(Figure collection entries)
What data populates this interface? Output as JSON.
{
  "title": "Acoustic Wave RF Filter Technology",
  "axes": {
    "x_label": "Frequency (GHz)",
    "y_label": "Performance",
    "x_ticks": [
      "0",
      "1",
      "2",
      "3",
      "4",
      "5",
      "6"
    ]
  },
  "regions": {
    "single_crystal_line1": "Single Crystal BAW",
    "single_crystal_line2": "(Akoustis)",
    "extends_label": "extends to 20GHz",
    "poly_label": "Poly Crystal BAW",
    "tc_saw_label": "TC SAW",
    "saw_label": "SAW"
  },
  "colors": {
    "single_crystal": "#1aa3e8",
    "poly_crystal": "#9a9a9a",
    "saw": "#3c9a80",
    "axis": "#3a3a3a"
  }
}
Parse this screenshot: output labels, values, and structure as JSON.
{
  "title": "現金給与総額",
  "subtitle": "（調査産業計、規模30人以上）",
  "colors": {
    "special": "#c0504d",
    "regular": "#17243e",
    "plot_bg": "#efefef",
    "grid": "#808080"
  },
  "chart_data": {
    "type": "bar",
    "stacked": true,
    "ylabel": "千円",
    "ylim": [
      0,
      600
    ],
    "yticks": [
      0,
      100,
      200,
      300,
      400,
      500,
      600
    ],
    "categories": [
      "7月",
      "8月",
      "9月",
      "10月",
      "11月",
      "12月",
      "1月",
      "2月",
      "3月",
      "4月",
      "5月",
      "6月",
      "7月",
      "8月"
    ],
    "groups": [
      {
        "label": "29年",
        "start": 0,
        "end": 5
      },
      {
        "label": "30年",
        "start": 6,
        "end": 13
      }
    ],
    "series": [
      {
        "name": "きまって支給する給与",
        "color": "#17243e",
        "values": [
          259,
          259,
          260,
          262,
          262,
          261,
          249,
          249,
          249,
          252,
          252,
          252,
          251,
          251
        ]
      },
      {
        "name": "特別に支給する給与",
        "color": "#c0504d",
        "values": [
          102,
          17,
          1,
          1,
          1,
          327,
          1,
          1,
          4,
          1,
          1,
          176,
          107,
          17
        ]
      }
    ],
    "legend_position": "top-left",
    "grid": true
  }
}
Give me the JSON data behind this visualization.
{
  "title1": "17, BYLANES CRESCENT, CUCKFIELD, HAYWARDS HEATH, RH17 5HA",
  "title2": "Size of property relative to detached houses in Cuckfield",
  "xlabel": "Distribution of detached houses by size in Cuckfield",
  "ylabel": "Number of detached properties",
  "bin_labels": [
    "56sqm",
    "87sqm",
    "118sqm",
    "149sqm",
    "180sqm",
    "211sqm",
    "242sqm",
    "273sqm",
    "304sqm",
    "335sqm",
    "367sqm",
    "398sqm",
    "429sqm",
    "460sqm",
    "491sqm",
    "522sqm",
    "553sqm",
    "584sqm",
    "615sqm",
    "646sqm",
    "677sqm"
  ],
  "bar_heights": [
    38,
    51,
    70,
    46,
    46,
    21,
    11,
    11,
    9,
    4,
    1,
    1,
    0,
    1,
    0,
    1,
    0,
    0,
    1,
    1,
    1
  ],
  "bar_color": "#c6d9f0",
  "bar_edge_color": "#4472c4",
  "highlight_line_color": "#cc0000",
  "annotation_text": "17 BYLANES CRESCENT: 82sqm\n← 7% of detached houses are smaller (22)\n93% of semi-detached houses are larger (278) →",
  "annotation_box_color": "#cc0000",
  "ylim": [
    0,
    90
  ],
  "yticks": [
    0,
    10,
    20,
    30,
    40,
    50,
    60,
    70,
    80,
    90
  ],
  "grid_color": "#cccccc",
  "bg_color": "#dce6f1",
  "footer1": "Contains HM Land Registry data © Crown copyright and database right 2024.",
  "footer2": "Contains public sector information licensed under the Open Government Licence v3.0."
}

## Aim of the exercise
Type out the whole listing above again, exactly as it stands.

## Problem solution
What data populates this interface? Output as JSON.
{
  "title": "Acoustic Wave RF Filter Technology",
  "axes": {
    "x_label": "Frequency (GHz)",
    "y_label": "Performance",
    "x_ticks": [
      "0",
      "1",
      "2",
      "3",
      "4",
      "5",
      "6"
    ]
  },
  "regions": {
    "single_crystal_line1": "Single Crystal BAW",
    "single_crystal_line2": "(Akoustis)",
    "extends_label": "extends to 20GHz",
    "poly_label": "Poly Crystal BAW",
    "tc_saw_label": "TC SAW",
    "saw_label": "SAW"
  },
  "colors": {
    "single_crystal": "#1aa3e8",
    "poly_crystal": "#9a9a9a",
    "saw": "#3c9a80",
    "axis": "#3a3a3a"
  }
}
Parse this screenshot: output labels, values, and structure as JSON.
{
  "title": "現金給与総額",
  "subtitle": "（調査産業計、規模30人以上）",
  "colors": {
    "special": "#c0504d",
    "regular": "#17243e",
    "plot_bg": "#efefef",
    "grid": "#808080"
  },
  "chart_data": {
    "type": "bar",
    "stacked": true,
    "ylabel": "千円",
    "ylim": [
      0,
      600
    ],
    "yticks": [
      0,
      100,
      200,
      300,
      400,
      500,
      600
    ],
    "categories": [
      "7月",
      "8月",
      "9月",
      "10月",
      "11月",
      "12月",
      "1月",
      "2月",
      "3月",
      "4月",
      "5月",
      "6月",
      "7月",
      "8月"
    ],
    "groups": [
      {
        "label": "29年",
        "start": 0,
        "end": 5
      },
      {
        "label": "30年",
        "start": 6,
        "end": 13
      }
    ],
    "series": [
      {
        "name": "きまって支給する給与",
        "color": "#17243e",
        "values": [
          259,
          259,
          260,
          262,
          262,
          261,
          249,
          249,
          249,
          252,
          252,
          252,
          251,
          251
        ]
      },
      {
        "name": "特別に支給する給与",
        "color": "#c0504d",
        "values": [
          102,
          17,
          1,
          1,
          1,
          327,
          1,
          1,
          4,
          1,
          1,
          176,
          107,
          17
        ]
      }
    ],
    "legend_position": "top-left",
    "grid": true
  }
}
Give me the JSON data behind this visualization.
{
  "title1": "17, BYLANES CRESCENT, CUCKFIELD, HAYWARDS HEATH, RH17 5HA",
  "title2": "Size of property relative to detached houses in Cuckfield",
  "xlabel": "Distribution of detached houses by size in Cuckfield",
  "ylabel": "Number of detached properties",
  "bin_labels": [
    "56sqm",
    "87sqm",
    "118sqm",
    "149sqm",
    "180sqm",
    "211sqm",
    "242sqm",
    "273sqm",
    "304sqm",
    "335sqm",
    "367sqm",
    "398sqm",
    "429sqm",
    "460sqm",
    "491sqm",
    "522sqm",
    "553sqm",
    "584sqm",
    "615sqm",
    "646sqm",
    "677sqm"
  ],
  "bar_heights": [
    38,
    51,
    70,
    46,
    46,
    21,
    11,
    11,
    9,
    4,
    1,
    1,
    0,
    1,
    0,
    1,
    0,
    0,
    1,
    1,
    1
  ],
  "bar_color": "#c6d9f0",
  "bar_edge_color": "#4472c4",
  "highlight_line_color": "#cc0000",
  "annotation_text": "17 BYLANES CRESCENT: 82sqm\n← 7% of detached houses are smaller (22)\n93% of semi-detached houses are larger (278) →",
  "annotation_box_color": "#cc0000",
  "ylim": [
    0,
    90
  ],
  "yticks": [
    0,
    10,
    20,
    30,
    40,
    50,
    60,
    70,
    80,
    90
  ],
  "grid_color": "#cccccc",
  "bg_color": "#dce6f1",
  "footer1": "Contains HM Land Registry data © Crown copyright and database right 2024.",
  "footer2": "Contains public sector information licensed under the Open Government Licence v3.0."
}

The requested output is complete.